To be done
Each line below is to be written out in full, exactly as shown.

──────── Material ────────

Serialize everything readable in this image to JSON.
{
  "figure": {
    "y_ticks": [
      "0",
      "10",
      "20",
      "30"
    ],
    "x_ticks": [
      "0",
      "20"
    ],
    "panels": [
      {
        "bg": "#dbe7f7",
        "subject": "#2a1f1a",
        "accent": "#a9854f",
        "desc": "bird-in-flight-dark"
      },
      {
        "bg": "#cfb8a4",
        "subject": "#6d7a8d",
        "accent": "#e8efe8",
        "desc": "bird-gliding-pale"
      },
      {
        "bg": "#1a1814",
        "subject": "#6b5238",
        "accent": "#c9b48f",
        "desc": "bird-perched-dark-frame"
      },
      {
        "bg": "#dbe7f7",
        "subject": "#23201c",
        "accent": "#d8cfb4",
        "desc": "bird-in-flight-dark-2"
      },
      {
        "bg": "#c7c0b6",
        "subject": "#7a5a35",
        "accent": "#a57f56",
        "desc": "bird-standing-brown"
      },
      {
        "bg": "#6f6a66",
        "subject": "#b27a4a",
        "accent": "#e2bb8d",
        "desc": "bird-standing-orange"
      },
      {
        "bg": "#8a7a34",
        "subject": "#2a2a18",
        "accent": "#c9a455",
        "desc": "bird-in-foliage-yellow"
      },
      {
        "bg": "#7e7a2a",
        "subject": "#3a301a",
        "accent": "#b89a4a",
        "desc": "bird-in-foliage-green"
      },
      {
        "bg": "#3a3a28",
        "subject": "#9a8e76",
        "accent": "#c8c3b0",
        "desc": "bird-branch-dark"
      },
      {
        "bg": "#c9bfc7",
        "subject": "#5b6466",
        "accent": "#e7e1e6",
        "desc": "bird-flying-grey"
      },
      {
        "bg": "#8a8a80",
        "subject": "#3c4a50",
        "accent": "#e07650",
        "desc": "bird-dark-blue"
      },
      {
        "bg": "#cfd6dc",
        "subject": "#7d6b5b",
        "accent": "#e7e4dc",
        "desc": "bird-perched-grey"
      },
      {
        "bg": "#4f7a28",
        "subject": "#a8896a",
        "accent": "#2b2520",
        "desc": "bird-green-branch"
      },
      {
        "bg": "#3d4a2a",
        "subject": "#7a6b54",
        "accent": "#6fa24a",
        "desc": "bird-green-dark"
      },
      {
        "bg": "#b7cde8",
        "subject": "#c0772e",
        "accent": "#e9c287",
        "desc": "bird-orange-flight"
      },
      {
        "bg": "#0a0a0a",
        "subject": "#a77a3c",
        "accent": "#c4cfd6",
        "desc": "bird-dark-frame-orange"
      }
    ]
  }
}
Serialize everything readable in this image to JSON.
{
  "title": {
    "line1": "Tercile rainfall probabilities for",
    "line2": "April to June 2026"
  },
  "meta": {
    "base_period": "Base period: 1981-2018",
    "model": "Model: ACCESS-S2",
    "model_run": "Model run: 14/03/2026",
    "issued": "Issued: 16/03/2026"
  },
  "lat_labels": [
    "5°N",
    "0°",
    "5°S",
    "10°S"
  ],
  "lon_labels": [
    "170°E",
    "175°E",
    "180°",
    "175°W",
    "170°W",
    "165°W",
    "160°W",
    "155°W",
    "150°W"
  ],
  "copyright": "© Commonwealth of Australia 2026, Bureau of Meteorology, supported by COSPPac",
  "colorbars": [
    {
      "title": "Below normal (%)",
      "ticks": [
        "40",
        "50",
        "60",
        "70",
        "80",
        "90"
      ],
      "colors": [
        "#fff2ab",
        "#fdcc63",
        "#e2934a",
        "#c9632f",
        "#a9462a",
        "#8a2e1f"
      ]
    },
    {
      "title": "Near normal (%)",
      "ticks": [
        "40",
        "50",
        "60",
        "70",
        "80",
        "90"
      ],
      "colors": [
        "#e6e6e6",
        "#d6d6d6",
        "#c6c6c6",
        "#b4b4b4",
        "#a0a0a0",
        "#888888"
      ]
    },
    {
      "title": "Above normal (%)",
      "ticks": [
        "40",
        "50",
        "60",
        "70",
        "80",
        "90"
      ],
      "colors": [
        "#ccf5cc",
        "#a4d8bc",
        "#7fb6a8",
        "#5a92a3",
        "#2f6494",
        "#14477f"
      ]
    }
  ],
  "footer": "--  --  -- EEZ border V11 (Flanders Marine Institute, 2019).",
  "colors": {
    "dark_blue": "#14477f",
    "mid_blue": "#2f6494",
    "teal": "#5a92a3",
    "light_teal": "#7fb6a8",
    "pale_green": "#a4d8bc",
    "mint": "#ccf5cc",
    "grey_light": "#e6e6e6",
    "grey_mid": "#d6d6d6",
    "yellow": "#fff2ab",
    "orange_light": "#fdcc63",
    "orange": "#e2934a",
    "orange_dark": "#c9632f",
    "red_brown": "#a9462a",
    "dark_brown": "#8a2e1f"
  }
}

────────

Correct answer
Serialize everything readable in this image to JSON.
{
  "figure": {
    "y_ticks": [
      "0",
      "10",
      "20",
      "30"
    ],
    "x_ticks": [
      "0",
      "20"
    ],
    "panels": [
      {
        "bg": "#dbe7f7",
        "subject": "#2a1f1a",
        "accent": "#a9854f",
        "desc": "bird-in-flight-dark"
      },
      {
        "bg": "#cfb8a4",
        "subject": "#6d7a8d",
        "accent": "#e8efe8",
        "desc": "bird-gliding-pale"
      },
      {
        "bg": "#1a1814",
        "subject": "#6b5238",
        "accent": "#c9b48f",
        "desc": "bird-perched-dark-frame"
      },
      {
        "bg": "#dbe7f7",
        "subject": "#23201c",
        "accent": "#d8cfb4",
        "desc": "bird-in-flight-dark-2"
      },
      {
        "bg": "#c7c0b6",
        "subject": "#7a5a35",
        "accent": "#a57f56",
        "desc": "bird-standing-brown"
      },
      {
        "bg": "#6f6a66",
        "subject": "#b27a4a",
        "accent": "#e2bb8d",
        "desc": "bird-standing-orange"
      },
      {
        "bg": "#8a7a34",
        "subject": "#2a2a18",
        "accent": "#c9a455",
        "desc": "bird-in-foliage-yellow"
      },
      {
        "bg": "#7e7a2a",
        "subject": "#3a301a",
        "accent": "#b89a4a",
        "desc": "bird-in-foliage-green"
      },
      {
        "bg": "#3a3a28",
        "subject": "#9a8e76",
        "accent": "#c8c3b0",
        "desc": "bird-branch-dark"
      },
      {
        "bg": "#c9bfc7",
        "subject": "#5b6466",
        "accent": "#e7e1e6",
        "desc": "bird-flying-grey"
      },
      {
        "bg": "#8a8a80",
        "subject": "#3c4a50",
        "accent": "#e07650",
        "desc": "bird-dark-blue"
      },
      {
        "bg": "#cfd6dc",
        "subject": "#7d6b5b",
        "accent": "#e7e4dc",
        "desc": "bird-perched-grey"
      },
      {
        "bg": "#4f7a28",
        "subject": "#a8896a",
        "accent": "#2b2520",
        "desc": "bird-green-branch"
      },
      {
        "bg": "#3d4a2a",
        "subject": "#7a6b54",
        "accent": "#6fa24a",
        "desc": "bird-green-dark"
      },
      {
        "bg": "#b7cde8",
        "subject": "#c0772e",
        "accent": "#e9c287",
        "desc": "bird-orange-flight"
      },
      {
        "bg": "#0a0a0a",
        "subject": "#a77a3c",
        "accent": "#c4cfd6",
        "desc": "bird-dark-frame-orange"
      }
    ]
  }
}
Serialize everything readable in this image to JSON.
{
  "title": {
    "line1": "Tercile rainfall probabilities for",
    "line2": "April to June 2026"
  },
  "meta": {
    "base_period": "Base period: 1981-2018",
    "model": "Model: ACCESS-S2",
    "model_run": "Model run: 14/03/2026",
    "issued": "Issued: 16/03/2026"
  },
  "lat_labels": [
    "5°N",
    "0°",
    "5°S",
    "10°S"
  ],
  "lon_labels": [
    "170°E",
    "175°E",
    "180°",
    "175°W",
    "170°W",
    "165°W",
    "160°W",
    "155°W",
    "150°W"
  ],
  "copyright": "© Commonwealth of Australia 2026, Bureau of Meteorology, supported by COSPPac",
  "colorbars": [
    {
      "title": "Below normal (%)",
      "ticks": [
        "40",
        "50",
        "60",
        "70",
        "80",
        "90"
      ],
      "colors": [
        "#fff2ab",
        "#fdcc63",
        "#e2934a",
        "#c9632f",
        "#a9462a",
        "#8a2e1f"
      ]
    },
    {
      "title": "Near normal (%)",
      "ticks": [
        "40",
        "50",
        "60",
        "70",
        "80",
        "90"
      ],
      "colors": [
        "#e6e6e6",
        "#d6d6d6",
        "#c6c6c6",
        "#b4b4b4",
        "#a0a0a0",
        "#888888"
      ]
    },
    {
      "title": "Above normal (%)",
      "ticks": [
        "40",
        "50",
        "60",
        "70",
        "80",
        "90"
      ],
      "colors": [
        "#ccf5cc",
        "#a4d8bc",
        "#7fb6a8",
        "#5a92a3",
        "#2f6494",
        "#14477f"
      ]
    }
  ],
  "footer": "--  --  -- EEZ border V11 (Flanders Marine Institute, 2019).",
  "colors": {
    "dark_blue": "#14477f",
    "mid_blue": "#2f6494",
    "teal": "#5a92a3",
    "light_teal": "#7fb6a8",
    "pale_green": "#a4d8bc",
    "mint": "#ccf5cc",
    "grey_light": "#e6e6e6",
    "grey_mid": "#d6d6d6",
    "yellow": "#fff2ab",
    "orange_light": "#fdcc63",
    "orange": "#e2934a",
    "orange_dark": "#c9632f",
    "red_brown": "#a9462a",
    "dark_brown": "#8a2e1f"
  }
}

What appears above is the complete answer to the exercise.